**Supplied records:**
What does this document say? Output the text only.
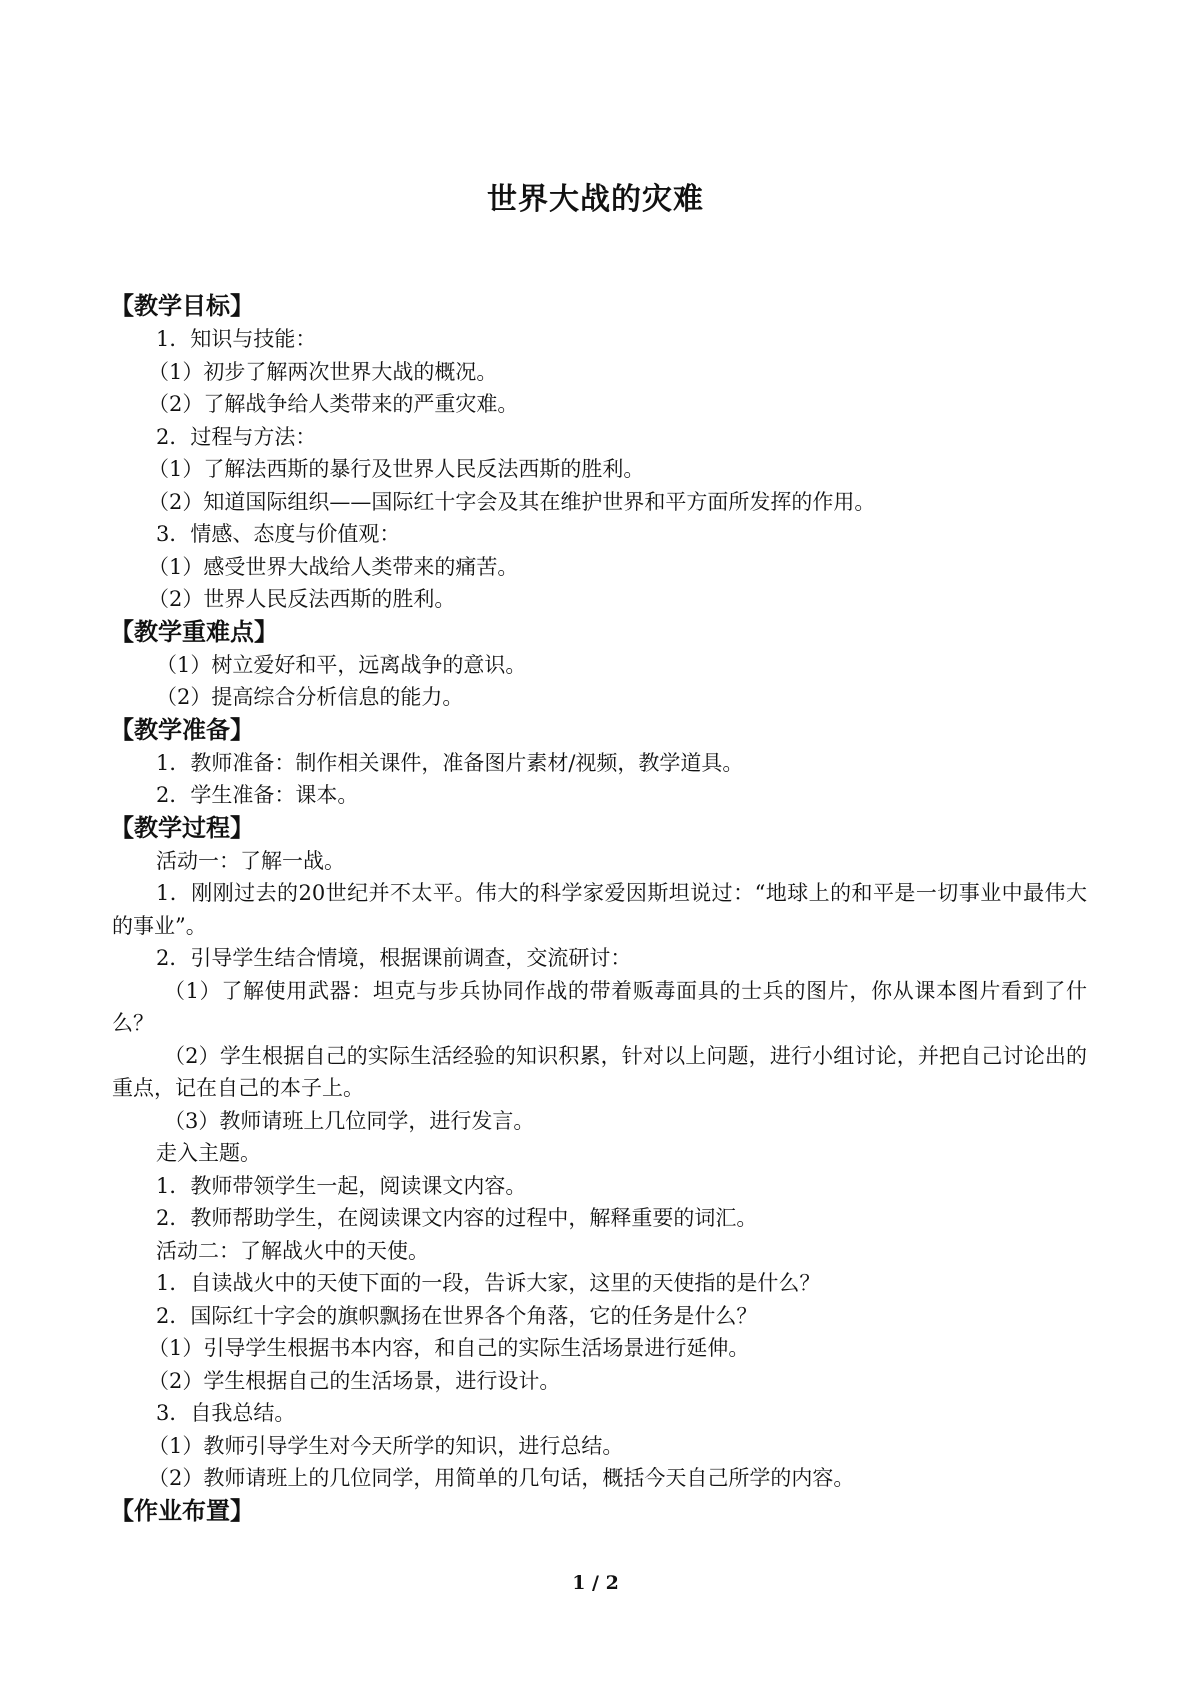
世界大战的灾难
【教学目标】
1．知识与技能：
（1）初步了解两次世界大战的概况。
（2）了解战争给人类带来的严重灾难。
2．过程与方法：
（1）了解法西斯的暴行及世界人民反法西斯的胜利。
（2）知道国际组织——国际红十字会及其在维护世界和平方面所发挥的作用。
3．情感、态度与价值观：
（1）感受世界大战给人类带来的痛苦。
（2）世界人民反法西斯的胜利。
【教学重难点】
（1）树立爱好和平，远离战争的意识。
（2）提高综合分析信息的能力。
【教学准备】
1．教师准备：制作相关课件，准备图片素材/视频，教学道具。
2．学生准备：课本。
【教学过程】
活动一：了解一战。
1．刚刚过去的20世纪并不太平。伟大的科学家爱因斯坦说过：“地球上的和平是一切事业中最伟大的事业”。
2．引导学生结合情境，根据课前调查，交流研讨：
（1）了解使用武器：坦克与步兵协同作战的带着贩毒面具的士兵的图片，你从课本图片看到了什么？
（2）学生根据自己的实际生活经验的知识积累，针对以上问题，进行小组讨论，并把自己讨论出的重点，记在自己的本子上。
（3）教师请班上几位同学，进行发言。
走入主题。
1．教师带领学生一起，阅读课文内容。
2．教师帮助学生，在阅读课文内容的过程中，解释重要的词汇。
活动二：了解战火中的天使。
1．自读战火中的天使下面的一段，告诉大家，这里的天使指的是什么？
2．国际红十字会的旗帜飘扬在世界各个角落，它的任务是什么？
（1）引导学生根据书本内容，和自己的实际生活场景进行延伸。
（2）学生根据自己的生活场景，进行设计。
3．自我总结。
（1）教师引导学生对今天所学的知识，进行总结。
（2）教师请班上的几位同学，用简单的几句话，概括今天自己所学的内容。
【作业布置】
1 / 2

**What you will do:** Give every line back word for word and leave the pictures out.

**The solution:**
What does this document say? Output the text only.
世界大战的灾难
【教学目标】
1．知识与技能：
（1）初步了解两次世界大战的概况。
（2）了解战争给人类带来的严重灾难。
2．过程与方法：
（1）了解法西斯的暴行及世界人民反法西斯的胜利。
（2）知道国际组织——国际红十字会及其在维护世界和平方面所发挥的作用。
3．情感、态度与价值观：
（1）感受世界大战给人类带来的痛苦。
（2）世界人民反法西斯的胜利。
【教学重难点】
（1）树立爱好和平，远离战争的意识。
（2）提高综合分析信息的能力。
【教学准备】
1．教师准备：制作相关课件，准备图片素材/视频，教学道具。
2．学生准备：课本。
【教学过程】
活动一：了解一战。
1．刚刚过去的20世纪并不太平。伟大的科学家爱因斯坦说过：“地球上的和平是一切事业中最伟大的事业”。
2．引导学生结合情境，根据课前调查，交流研讨：
（1）了解使用武器：坦克与步兵协同作战的带着贩毒面具的士兵的图片，你从课本图片看到了什么？
（2）学生根据自己的实际生活经验的知识积累，针对以上问题，进行小组讨论，并把自己讨论出的重点，记在自己的本子上。
（3）教师请班上几位同学，进行发言。
走入主题。
1．教师带领学生一起，阅读课文内容。
2．教师帮助学生，在阅读课文内容的过程中，解释重要的词汇。
活动二：了解战火中的天使。
1．自读战火中的天使下面的一段，告诉大家，这里的天使指的是什么？
2．国际红十字会的旗帜飘扬在世界各个角落，它的任务是什么？
（1）引导学生根据书本内容，和自己的实际生活场景进行延伸。
（2）学生根据自己的生活场景，进行设计。
3．自我总结。
（1）教师引导学生对今天所学的知识，进行总结。
（2）教师请班上的几位同学，用简单的几句话，概括今天自己所学的内容。
【作业布置】
1 / 2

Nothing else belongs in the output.